- **Job**: Search the data for the string "Connection" and extract every line where it appears.

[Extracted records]

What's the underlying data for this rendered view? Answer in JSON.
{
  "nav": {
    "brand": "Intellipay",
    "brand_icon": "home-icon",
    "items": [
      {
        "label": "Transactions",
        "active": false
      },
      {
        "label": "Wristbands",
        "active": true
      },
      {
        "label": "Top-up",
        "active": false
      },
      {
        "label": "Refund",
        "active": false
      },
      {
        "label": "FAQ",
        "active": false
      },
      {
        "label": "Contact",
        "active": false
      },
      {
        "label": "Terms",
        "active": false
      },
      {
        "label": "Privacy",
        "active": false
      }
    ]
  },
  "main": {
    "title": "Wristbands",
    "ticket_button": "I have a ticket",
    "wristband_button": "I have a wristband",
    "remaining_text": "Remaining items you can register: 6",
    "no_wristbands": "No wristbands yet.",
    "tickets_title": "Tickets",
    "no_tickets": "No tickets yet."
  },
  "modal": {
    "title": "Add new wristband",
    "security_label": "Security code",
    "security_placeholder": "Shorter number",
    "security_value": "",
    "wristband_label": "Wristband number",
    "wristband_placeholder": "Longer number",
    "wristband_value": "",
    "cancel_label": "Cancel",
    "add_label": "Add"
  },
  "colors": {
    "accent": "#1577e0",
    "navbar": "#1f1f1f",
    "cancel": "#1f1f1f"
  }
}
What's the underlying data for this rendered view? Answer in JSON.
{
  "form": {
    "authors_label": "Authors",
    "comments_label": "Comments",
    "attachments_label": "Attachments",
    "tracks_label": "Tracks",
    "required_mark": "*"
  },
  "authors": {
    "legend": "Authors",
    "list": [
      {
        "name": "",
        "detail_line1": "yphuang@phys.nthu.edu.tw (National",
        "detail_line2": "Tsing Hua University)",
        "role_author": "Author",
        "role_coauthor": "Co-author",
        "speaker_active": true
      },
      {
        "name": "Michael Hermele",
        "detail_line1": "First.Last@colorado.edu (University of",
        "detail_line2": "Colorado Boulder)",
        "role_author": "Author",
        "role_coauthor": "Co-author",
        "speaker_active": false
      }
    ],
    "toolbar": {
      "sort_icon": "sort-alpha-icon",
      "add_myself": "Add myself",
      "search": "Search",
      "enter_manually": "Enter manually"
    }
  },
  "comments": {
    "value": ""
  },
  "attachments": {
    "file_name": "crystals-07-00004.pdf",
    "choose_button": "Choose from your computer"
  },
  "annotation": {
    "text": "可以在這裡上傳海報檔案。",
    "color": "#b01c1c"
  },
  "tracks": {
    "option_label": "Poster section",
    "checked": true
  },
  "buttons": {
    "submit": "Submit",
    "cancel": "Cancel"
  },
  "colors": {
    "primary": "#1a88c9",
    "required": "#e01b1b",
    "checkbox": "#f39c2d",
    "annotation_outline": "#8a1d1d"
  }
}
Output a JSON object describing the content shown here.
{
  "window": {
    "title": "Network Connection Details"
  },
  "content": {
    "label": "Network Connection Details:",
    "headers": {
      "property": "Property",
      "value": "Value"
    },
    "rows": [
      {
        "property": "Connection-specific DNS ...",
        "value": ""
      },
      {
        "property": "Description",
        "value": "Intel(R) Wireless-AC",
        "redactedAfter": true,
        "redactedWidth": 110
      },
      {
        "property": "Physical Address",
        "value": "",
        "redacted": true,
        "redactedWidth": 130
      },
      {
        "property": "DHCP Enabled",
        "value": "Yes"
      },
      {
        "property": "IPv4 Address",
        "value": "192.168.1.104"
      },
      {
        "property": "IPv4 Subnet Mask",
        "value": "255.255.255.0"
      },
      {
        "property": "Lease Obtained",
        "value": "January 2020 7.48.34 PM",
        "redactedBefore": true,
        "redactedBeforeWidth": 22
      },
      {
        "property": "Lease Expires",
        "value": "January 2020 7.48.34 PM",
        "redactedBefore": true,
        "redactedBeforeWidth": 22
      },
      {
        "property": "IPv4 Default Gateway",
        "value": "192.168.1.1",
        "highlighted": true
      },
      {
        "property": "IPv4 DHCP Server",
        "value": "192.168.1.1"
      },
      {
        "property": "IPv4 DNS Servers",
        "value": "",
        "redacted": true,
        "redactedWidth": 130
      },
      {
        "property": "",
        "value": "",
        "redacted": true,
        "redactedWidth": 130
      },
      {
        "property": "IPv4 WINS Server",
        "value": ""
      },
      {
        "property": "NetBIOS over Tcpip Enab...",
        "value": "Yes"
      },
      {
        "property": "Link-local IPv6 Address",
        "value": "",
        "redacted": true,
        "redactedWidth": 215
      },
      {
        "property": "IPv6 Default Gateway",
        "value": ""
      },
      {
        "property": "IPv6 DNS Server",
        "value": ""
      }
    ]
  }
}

- **Task result**:
    "title": "Network Connection Details"
    "label": "Network Connection Details:",
        "property": "Connection-specific DNS ...",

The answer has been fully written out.